Task:
Give the lines of the material below as a JSON list of strings, one string per line, with blank lines left out and the pictures omitted.
--- Begin Dataset content ---
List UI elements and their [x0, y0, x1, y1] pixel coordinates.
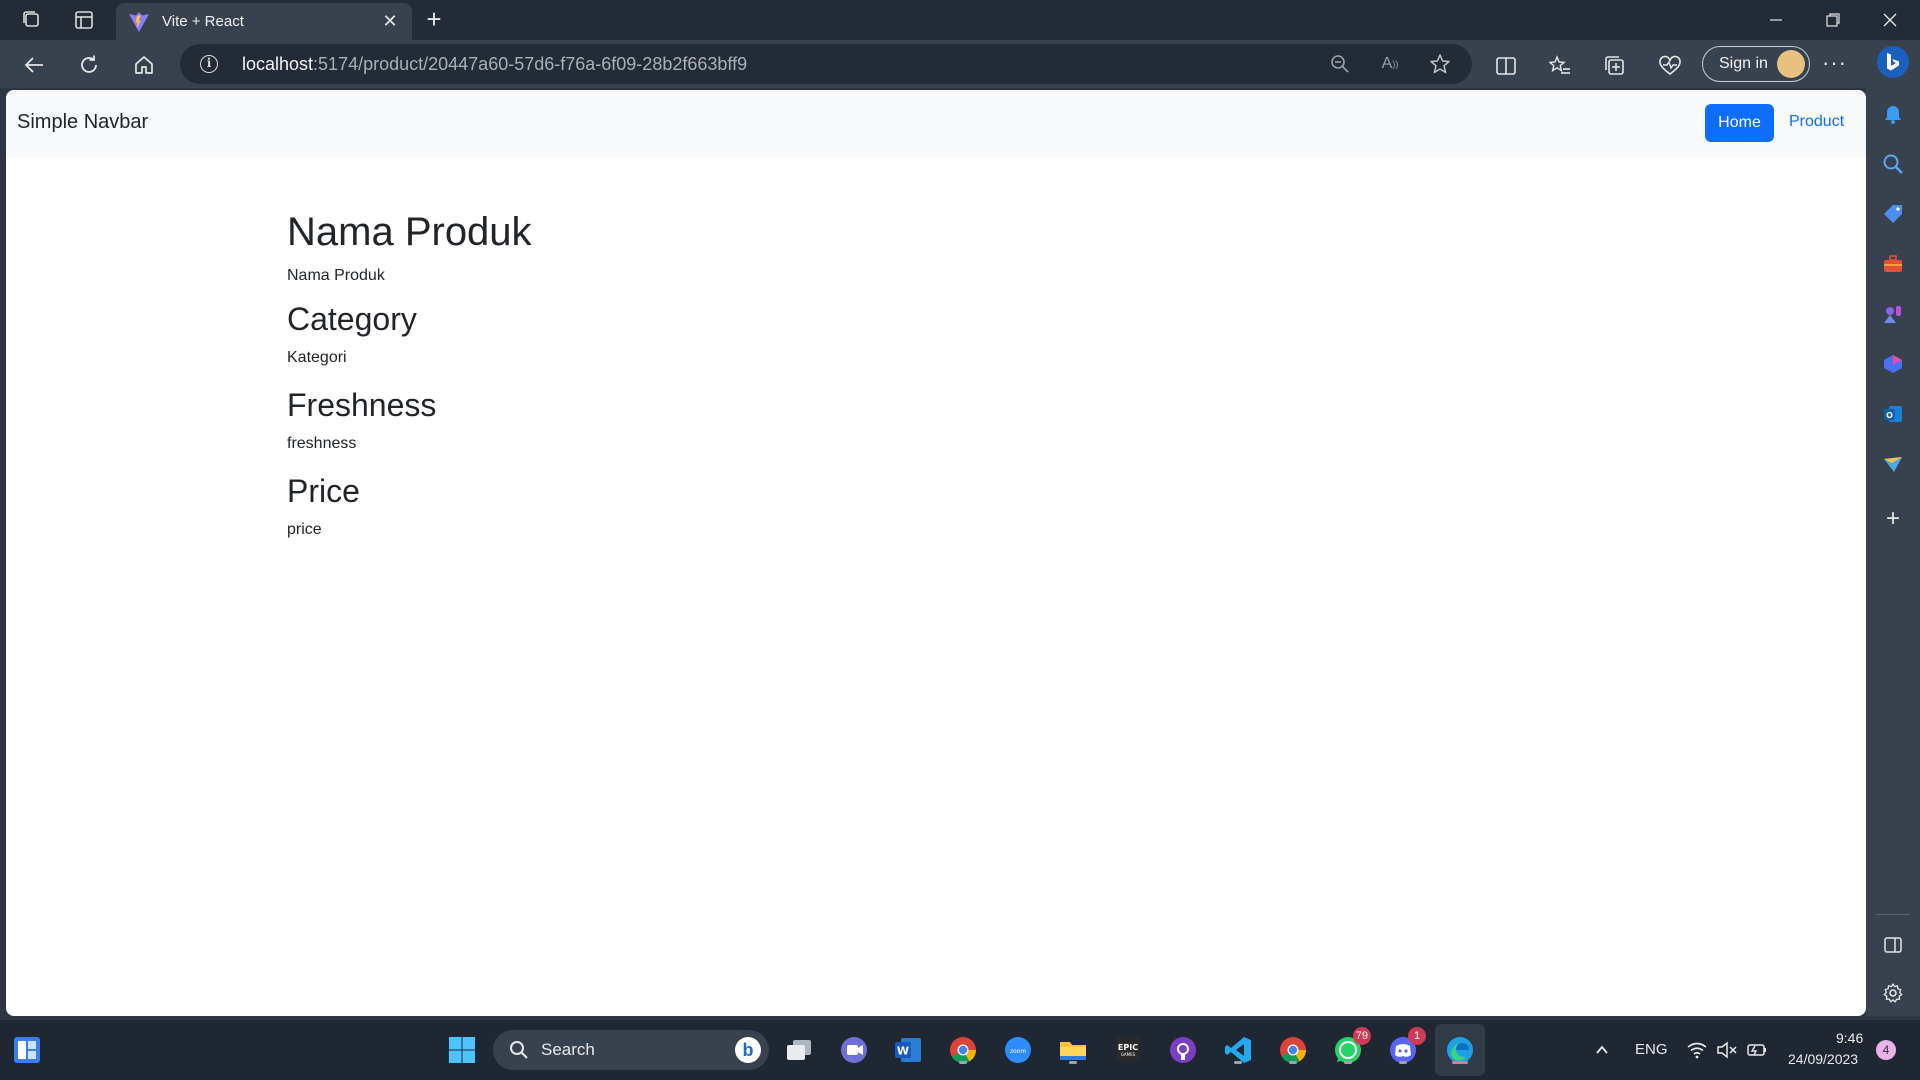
read-aloud-icon[interactable]: A))	[1378, 52, 1402, 76]
task-view-icon[interactable]	[782, 1033, 816, 1067]
outlook-icon[interactable]: O	[1881, 402, 1905, 426]
collections-icon[interactable]	[1601, 52, 1629, 80]
windows-taskbar: Search b W zoom EPIC GAMES 79 1 ENG 9:46…	[0, 1020, 1920, 1080]
product-name-heading: Nama Produk	[287, 210, 532, 254]
url-text[interactable]: localhost:5174/product/20447a60-57d6-f76…	[242, 54, 747, 75]
favorite-star-icon[interactable]	[1428, 52, 1452, 76]
nav-product-link[interactable]: Product	[1789, 113, 1844, 131]
chrome-profile-icon[interactable]	[1276, 1033, 1310, 1067]
browser-toolbar: i localhost:5174/product/20447a60-57d6-f…	[0, 40, 1920, 88]
discord-badge: 1	[1408, 1027, 1426, 1045]
volume-muted-icon[interactable]	[1710, 1033, 1744, 1067]
taskbar-search-box[interactable]: Search b	[493, 1030, 769, 1070]
bing-search-icon: b	[735, 1037, 761, 1063]
notifications-icon[interactable]	[1881, 102, 1905, 126]
svg-text:GAMES: GAMES	[1121, 1052, 1136, 1057]
show-hidden-icons-chevron-up-icon[interactable]	[1585, 1033, 1619, 1067]
page-viewport: Simple Navbar Home Product Nama Produk N…	[6, 90, 1866, 1016]
product-detail: Nama Produk Nama Produk Category Kategor…	[287, 208, 532, 542]
sign-in-button[interactable]: Sign in	[1702, 46, 1810, 82]
hide-sidebar-icon[interactable]	[1881, 933, 1905, 957]
tools-briefcase-icon[interactable]	[1881, 252, 1905, 276]
file-explorer-icon[interactable]	[1056, 1033, 1090, 1067]
tab-active[interactable]: Vite + React ✕	[116, 3, 412, 40]
battery-charging-icon[interactable]	[1740, 1033, 1774, 1067]
chrome-icon[interactable]	[946, 1033, 980, 1067]
new-tab-icon[interactable]: +	[420, 6, 448, 34]
edge-icon[interactable]	[1443, 1033, 1477, 1067]
navbar: Simple Navbar Home Product	[6, 90, 1866, 157]
github-desktop-icon[interactable]	[1166, 1033, 1200, 1067]
clock-date[interactable]: 24/09/2023	[1788, 1051, 1858, 1067]
epic-games-icon[interactable]: EPIC GAMES	[1111, 1033, 1145, 1067]
favorites-icon[interactable]	[1546, 52, 1574, 80]
close-tab-icon[interactable]: ✕	[380, 11, 400, 32]
vscode-icon[interactable]	[1221, 1033, 1255, 1067]
browser-title-bar: Vite + React ✕ +	[0, 0, 1920, 40]
whatsapp-badge: 79	[1352, 1027, 1371, 1045]
freshness-heading: Freshness	[287, 387, 437, 423]
wifi-icon[interactable]	[1680, 1033, 1714, 1067]
nav-home-button[interactable]: Home	[1705, 104, 1774, 142]
drop-send-icon[interactable]	[1881, 452, 1905, 476]
workspaces-icon[interactable]	[18, 6, 46, 34]
product-name-value: Nama Produk	[287, 267, 385, 284]
search-sidebar-icon[interactable]	[1881, 152, 1905, 176]
navbar-brand[interactable]: Simple Navbar	[17, 111, 148, 134]
site-info-icon[interactable]: i	[200, 55, 218, 73]
price-heading: Price	[287, 473, 360, 509]
category-value: Kategori	[287, 349, 347, 366]
sign-in-label: Sign in	[1719, 55, 1768, 72]
edge-sidebar: O +	[1866, 40, 1920, 1016]
shopping-tag-icon[interactable]	[1881, 202, 1905, 226]
clock-time[interactable]: 9:46	[1836, 1030, 1863, 1046]
sidebar-divider	[1876, 914, 1910, 915]
microsoft-365-icon[interactable]	[1881, 352, 1905, 376]
windows-start-icon[interactable]	[445, 1033, 479, 1067]
svg-text:W: W	[897, 1045, 909, 1058]
notification-count-badge[interactable]: 4	[1876, 1040, 1896, 1060]
games-icon[interactable]	[1881, 302, 1905, 326]
browser-essentials-icon[interactable]	[1656, 52, 1684, 80]
category-heading: Category	[287, 301, 417, 337]
svg-text:EPIC: EPIC	[1118, 1043, 1138, 1052]
tab-title: Vite + React	[162, 13, 244, 30]
zoom-icon[interactable]: zoom	[1001, 1033, 1035, 1067]
split-screen-icon[interactable]	[1492, 52, 1520, 80]
bing-copilot-icon[interactable]	[1877, 46, 1909, 78]
svg-text:O: O	[1886, 411, 1893, 420]
profile-avatar	[1777, 50, 1805, 78]
tab-actions-icon[interactable]	[70, 6, 98, 34]
teams-chat-icon[interactable]	[837, 1033, 871, 1067]
taskbar-search-label: Search	[541, 1040, 595, 1059]
refresh-icon[interactable]	[73, 49, 105, 81]
language-indicator[interactable]: ENG	[1635, 1041, 1668, 1058]
close-window-icon[interactable]	[1862, 0, 1918, 40]
restore-icon[interactable]	[1805, 0, 1861, 40]
vite-logo-icon	[129, 11, 149, 32]
minimize-icon[interactable]	[1748, 0, 1804, 40]
add-sidebar-app-icon[interactable]: +	[1881, 507, 1905, 531]
more-options-icon[interactable]: ···	[1822, 50, 1847, 76]
back-icon[interactable]	[18, 49, 50, 81]
freshness-value: freshness	[287, 435, 357, 452]
svg-text:zoom: zoom	[1010, 1048, 1026, 1055]
price-value: price	[287, 521, 322, 538]
home-icon[interactable]	[128, 49, 160, 81]
sidebar-settings-gear-icon[interactable]	[1881, 981, 1905, 1005]
widgets-icon[interactable]	[10, 1033, 44, 1067]
address-bar[interactable]: i localhost:5174/product/20447a60-57d6-f…	[180, 44, 1472, 84]
word-icon[interactable]: W	[891, 1033, 925, 1067]
search-icon	[510, 1041, 528, 1059]
whatsapp-icon[interactable]: 79	[1331, 1027, 1371, 1067]
discord-icon[interactable]: 1	[1386, 1027, 1426, 1067]
zoom-out-icon[interactable]	[1328, 52, 1352, 76]
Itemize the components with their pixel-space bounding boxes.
--- End Dataset content ---
Exercise output:
[
  "List UI elements and their [x0, y0, x1, y1] pixel coordinates.",
  "read-aloud-icon[interactable]: A))\t[1378, 52, 1402, 76]",
  "task-view-icon[interactable]\t[782, 1033, 816, 1067]",
  "outlook-icon[interactable]: O\t[1881, 402, 1905, 426]",
  "collections-icon[interactable]\t[1601, 52, 1629, 80]",
  "windows-taskbar: Search b W zoom EPIC GAMES 79 1 ENG 9:46…\t[0, 1020, 1920, 1080]",
  "product-name-heading: Nama Produk\t[287, 210, 532, 254]",
  "url-text[interactable]: localhost:5174/product/20447a60-57d6-f76…\t[242, 54, 747, 75]",
  "favorite-star-icon[interactable]\t[1428, 52, 1452, 76]",
  "nav-product-link[interactable]: Product\t[1789, 113, 1844, 131]",
  "chrome-profile-icon[interactable]\t[1276, 1033, 1310, 1067]",
  "browser-toolbar: i localhost:5174/product/20447a60-57d6-f…\t[0, 40, 1920, 88]",
  "discord-badge: 1\t[1408, 1027, 1426, 1045]",
  "volume-muted-icon[interactable]\t[1710, 1033, 1744, 1067]",
  "taskbar-search-box[interactable]: Search b\t[493, 1030, 769, 1070]",
  "bing-search-icon: b\t[735, 1037, 761, 1063]",
  "notifications-icon[interactable]\t[1881, 102, 1905, 126]",
  "svg-text:GAMES: GAMES\t[1121, 1052, 1136, 1057]",
  "show-hidden-icons-chevron-up-icon[interactable]\t[1585, 1033, 1619, 1067]",
  "page-viewport: Simple Navbar Home Product Nama Produk N…\t[6, 90, 1866, 1016]",
  "product-detail: Nama Produk Nama Produk Category Kategor…\t[287, 208, 532, 542]",
  "sign-in-button[interactable]: Sign in\t[1702, 46, 1810, 82]",
  "hide-sidebar-icon[interactable]\t[1881, 933, 1905, 957]",
  "tools-briefcase-icon[interactable]\t[1881, 252, 1905, 276]",
  "file-explorer-icon[interactable]\t[1056, 1033, 1090, 1067]",
  "tab-active[interactable]: Vite + React ✕\t[116, 3, 412, 40]",
  "battery-charging-icon[interactable]\t[1740, 1033, 1774, 1067]",
  "chrome-icon[interactable]\t[946, 1033, 980, 1067]",
  "new-tab-icon[interactable]: +\t[420, 6, 448, 34]",
  "edge-icon[interactable]\t[1443, 1033, 1477, 1067]",
  "navbar: Simple Navbar Home Product\t[6, 90, 1866, 157]",
  "github-desktop-icon[interactable]\t[1166, 1033, 1200, 1067]",
  "clock-date[interactable]: 24/09/2023\t[1788, 1051, 1858, 1067]",
  "epic-games-icon[interactable]: EPIC GAMES\t[1111, 1033, 1145, 1067]",
  "favorites-icon[interactable]\t[1546, 52, 1574, 80]",
  "close-tab-icon[interactable]: ✕\t[380, 11, 400, 32]",
  "vscode-icon[interactable]\t[1221, 1033, 1255, 1067]",
  "browser-title-bar: Vite + React ✕ +\t[0, 0, 1920, 40]",
  "whatsapp-badge: 79\t[1352, 1027, 1371, 1045]",
  "freshness-heading: Freshness\t[287, 387, 437, 423]",
  "wifi-icon[interactable]\t[1680, 1033, 1714, 1067]",
  "nav-home-button[interactable]: Home\t[1705, 104, 1774, 142]",
  "drop-send-icon[interactable]\t[1881, 452, 1905, 476]",
  "workspaces-icon[interactable]\t[18, 6, 46, 34]",
  "product-name-value: Nama Produk\t[287, 267, 385, 284]",
  "search-sidebar-icon[interactable]\t[1881, 152, 1905, 176]",
  "navbar-brand[interactable]: Simple Navbar\t[17, 111, 148, 134]",
  "site-info-icon[interactable]: i\t[200, 55, 218, 73]",
  "price-heading: Price\t[287, 473, 360, 509]",
  "category-value: Kategori\t[287, 349, 347, 366]",
  "sign-in-label: Sign in\t[1719, 55, 1768, 72]",
  "edge-sidebar: O +\t[1866, 40, 1920, 1016]",
  "shopping-tag-icon[interactable]\t[1881, 202, 1905, 226]",
  "clock-time[interactable]: 9:46\t[1836, 1030, 1863, 1046]",
  "sidebar-divider\t[1876, 914, 1910, 915]",
  "microsoft-365-icon[interactable]\t[1881, 352, 1905, 376]",
  "windows-start-icon[interactable]\t[445, 1033, 479, 1067]",
  "svg-text:W: W\t[897, 1045, 909, 1058]",
  "notification-count-badge[interactable]: 4\t[1876, 1040, 1896, 1060]",
  "games-icon[interactable]\t[1881, 302, 1905, 326]",
  "browser-essentials-icon[interactable]\t[1656, 52, 1684, 80]",
  "category-heading: Category\t[287, 301, 417, 337]",
  "svg-text:EPIC: EPIC\t[1118, 1043, 1138, 1052]",
  "tab-title: Vite + React\t[162, 13, 244, 30]",
  "zoom-icon[interactable]: zoom\t[1001, 1033, 1035, 1067]",
  "split-screen-icon[interactable]\t[1492, 52, 1520, 80]",
  "bing-copilot-icon[interactable]\t[1877, 46, 1909, 78]",
  "svg-text:O: O\t[1886, 411, 1893, 420]",
  "profile-avatar\t[1777, 50, 1805, 78]",
  "tab-actions-icon[interactable]\t[70, 6, 98, 34]",
  "teams-chat-icon[interactable]\t[837, 1033, 871, 1067]",
  "taskbar-search-label: Search\t[541, 1040, 595, 1059]",
  "refresh-icon[interactable]\t[73, 49, 105, 81]",
  "language-indicator[interactable]: ENG\t[1635, 1041, 1668, 1058]",
  "close-window-icon[interactable]\t[1862, 0, 1918, 40]",
  "restore-icon[interactable]\t[1805, 0, 1861, 40]",
  "vite-logo-icon\t[129, 11, 149, 32]",
  "minimize-icon[interactable]\t[1748, 0, 1804, 40]",
  "add-sidebar-app-icon[interactable]: +\t[1881, 507, 1905, 531]",
  "more-options-icon[interactable]: ···\t[1822, 50, 1847, 76]",
  "back-icon[interactable]\t[18, 49, 50, 81]",
  "freshness-value: freshness\t[287, 435, 357, 452]",
  "svg-text:zoom: zoom\t[1010, 1048, 1026, 1055]",
  "price-value: price\t[287, 521, 322, 538]",
  "home-icon[interactable]\t[128, 49, 160, 81]",
  "sidebar-settings-gear-icon[interactable]\t[1881, 981, 1905, 1005]",
  "widgets-icon[interactable]\t[10, 1033, 44, 1067]",
  "address-bar[interactable]: i localhost:5174/product/20447a60-57d6-f…\t[180, 44, 1472, 84]",
  "word-icon[interactable]: W\t[891, 1033, 925, 1067]",
  "search-icon\t[510, 1041, 528, 1059]",
  "whatsapp-icon[interactable]: 79\t[1331, 1027, 1371, 1067]",
  "discord-icon[interactable]: 1\t[1386, 1027, 1426, 1067]",
  "zoom-out-icon[interactable]\t[1328, 52, 1352, 76]",
  "Itemize the components with their pixel-space bounding boxes."
]